» **Objective**
Find every line with "time" in it, then report how many there are and nothing more.

Recorded data:

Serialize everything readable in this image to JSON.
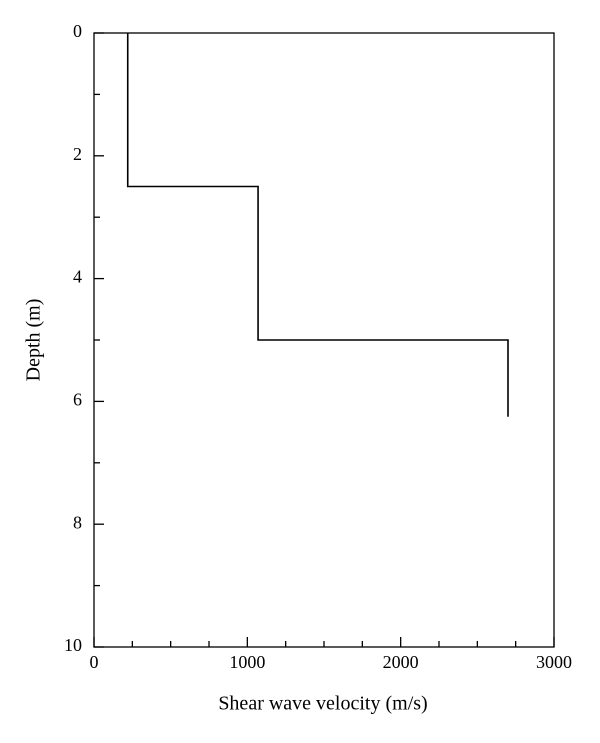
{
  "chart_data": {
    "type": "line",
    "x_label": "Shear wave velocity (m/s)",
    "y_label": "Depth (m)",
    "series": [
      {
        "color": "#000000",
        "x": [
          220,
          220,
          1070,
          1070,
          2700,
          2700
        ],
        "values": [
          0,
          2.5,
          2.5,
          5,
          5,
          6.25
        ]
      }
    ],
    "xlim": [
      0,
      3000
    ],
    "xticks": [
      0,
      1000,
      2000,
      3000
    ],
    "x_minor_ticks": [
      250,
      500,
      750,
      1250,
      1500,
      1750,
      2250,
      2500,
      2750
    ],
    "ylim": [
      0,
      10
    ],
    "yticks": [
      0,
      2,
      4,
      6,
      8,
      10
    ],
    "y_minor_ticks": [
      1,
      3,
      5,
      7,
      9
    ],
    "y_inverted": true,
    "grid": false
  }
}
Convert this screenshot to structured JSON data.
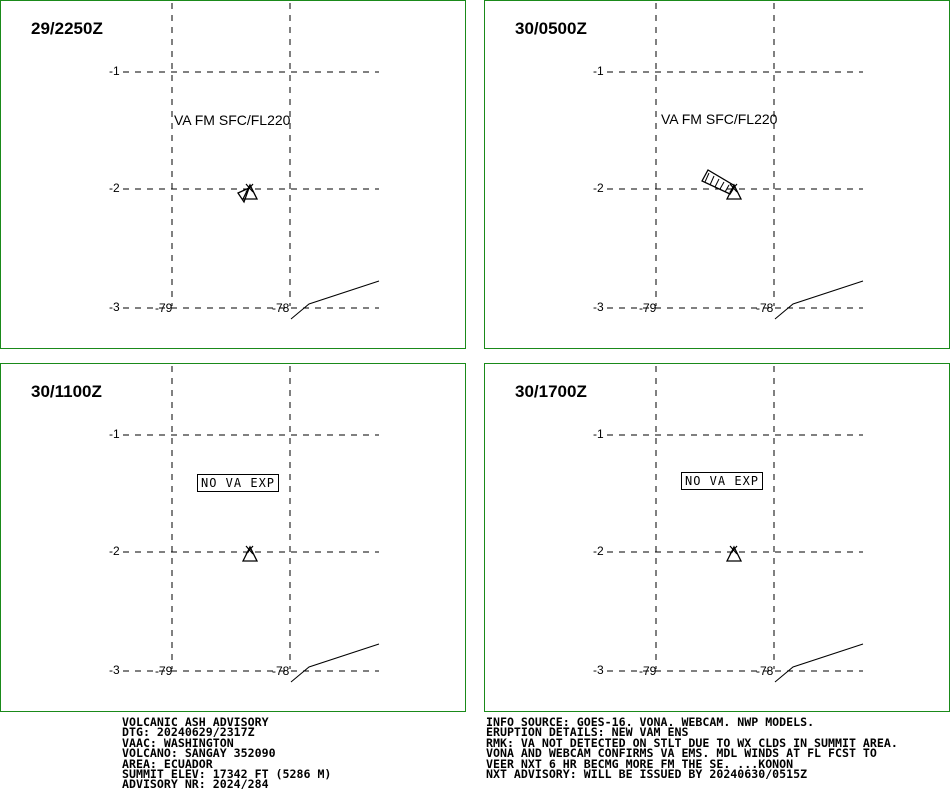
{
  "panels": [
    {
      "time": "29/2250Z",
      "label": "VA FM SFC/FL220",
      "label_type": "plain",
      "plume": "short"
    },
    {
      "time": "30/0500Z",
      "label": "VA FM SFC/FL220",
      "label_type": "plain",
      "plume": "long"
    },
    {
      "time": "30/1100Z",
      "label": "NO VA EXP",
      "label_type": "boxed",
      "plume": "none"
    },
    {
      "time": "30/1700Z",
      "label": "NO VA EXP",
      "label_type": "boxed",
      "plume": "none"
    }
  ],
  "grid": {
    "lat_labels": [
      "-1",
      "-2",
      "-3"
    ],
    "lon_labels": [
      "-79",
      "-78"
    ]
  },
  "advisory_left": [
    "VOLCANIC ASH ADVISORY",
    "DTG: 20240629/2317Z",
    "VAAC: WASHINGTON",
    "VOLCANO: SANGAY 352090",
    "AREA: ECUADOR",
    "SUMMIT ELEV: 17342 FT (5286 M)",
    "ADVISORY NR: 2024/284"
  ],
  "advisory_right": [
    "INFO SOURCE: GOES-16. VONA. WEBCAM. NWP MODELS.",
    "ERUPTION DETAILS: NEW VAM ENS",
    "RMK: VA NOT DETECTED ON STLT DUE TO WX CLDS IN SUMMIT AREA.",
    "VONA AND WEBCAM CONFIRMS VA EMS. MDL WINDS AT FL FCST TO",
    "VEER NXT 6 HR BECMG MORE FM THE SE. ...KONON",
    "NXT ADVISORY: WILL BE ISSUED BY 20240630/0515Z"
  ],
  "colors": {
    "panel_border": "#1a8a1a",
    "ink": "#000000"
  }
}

» **Answer for this exercise**
4